» **WHAT TO WORK ON**
Transcribe all of the records precisely as they are presented.

(Stored entries)
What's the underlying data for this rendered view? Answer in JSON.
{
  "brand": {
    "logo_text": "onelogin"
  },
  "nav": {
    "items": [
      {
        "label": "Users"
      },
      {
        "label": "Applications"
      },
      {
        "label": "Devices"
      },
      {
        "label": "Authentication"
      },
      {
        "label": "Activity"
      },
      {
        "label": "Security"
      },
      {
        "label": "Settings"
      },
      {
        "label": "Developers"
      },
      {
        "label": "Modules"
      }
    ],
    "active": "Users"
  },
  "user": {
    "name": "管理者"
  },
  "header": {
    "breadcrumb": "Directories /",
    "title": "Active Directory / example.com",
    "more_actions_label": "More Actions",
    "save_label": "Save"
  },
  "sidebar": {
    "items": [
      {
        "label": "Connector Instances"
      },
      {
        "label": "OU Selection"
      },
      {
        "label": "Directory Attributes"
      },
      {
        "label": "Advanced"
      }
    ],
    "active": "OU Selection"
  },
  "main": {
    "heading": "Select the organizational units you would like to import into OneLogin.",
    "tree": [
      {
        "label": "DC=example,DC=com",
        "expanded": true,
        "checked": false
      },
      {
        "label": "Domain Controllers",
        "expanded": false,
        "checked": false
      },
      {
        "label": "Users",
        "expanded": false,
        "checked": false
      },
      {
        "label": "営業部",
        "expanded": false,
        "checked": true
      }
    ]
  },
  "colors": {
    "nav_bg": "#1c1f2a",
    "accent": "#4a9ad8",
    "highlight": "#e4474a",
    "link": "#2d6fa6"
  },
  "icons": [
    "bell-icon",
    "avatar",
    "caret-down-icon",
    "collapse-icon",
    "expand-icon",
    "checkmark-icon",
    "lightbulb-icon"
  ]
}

» **FINISHED ANSWER**
What's the underlying data for this rendered view? Answer in JSON.
{
  "brand": {
    "logo_text": "onelogin"
  },
  "nav": {
    "items": [
      {
        "label": "Users"
      },
      {
        "label": "Applications"
      },
      {
        "label": "Devices"
      },
      {
        "label": "Authentication"
      },
      {
        "label": "Activity"
      },
      {
        "label": "Security"
      },
      {
        "label": "Settings"
      },
      {
        "label": "Developers"
      },
      {
        "label": "Modules"
      }
    ],
    "active": "Users"
  },
  "user": {
    "name": "管理者"
  },
  "header": {
    "breadcrumb": "Directories /",
    "title": "Active Directory / example.com",
    "more_actions_label": "More Actions",
    "save_label": "Save"
  },
  "sidebar": {
    "items": [
      {
        "label": "Connector Instances"
      },
      {
        "label": "OU Selection"
      },
      {
        "label": "Directory Attributes"
      },
      {
        "label": "Advanced"
      }
    ],
    "active": "OU Selection"
  },
  "main": {
    "heading": "Select the organizational units you would like to import into OneLogin.",
    "tree": [
      {
        "label": "DC=example,DC=com",
        "expanded": true,
        "checked": false
      },
      {
        "label": "Domain Controllers",
        "expanded": false,
        "checked": false
      },
      {
        "label": "Users",
        "expanded": false,
        "checked": false
      },
      {
        "label": "営業部",
        "expanded": false,
        "checked": true
      }
    ]
  },
  "colors": {
    "nav_bg": "#1c1f2a",
    "accent": "#4a9ad8",
    "highlight": "#e4474a",
    "link": "#2d6fa6"
  },
  "icons": [
    "bell-icon",
    "avatar",
    "caret-down-icon",
    "collapse-icon",
    "expand-icon",
    "checkmark-icon",
    "lightbulb-icon"
  ]
}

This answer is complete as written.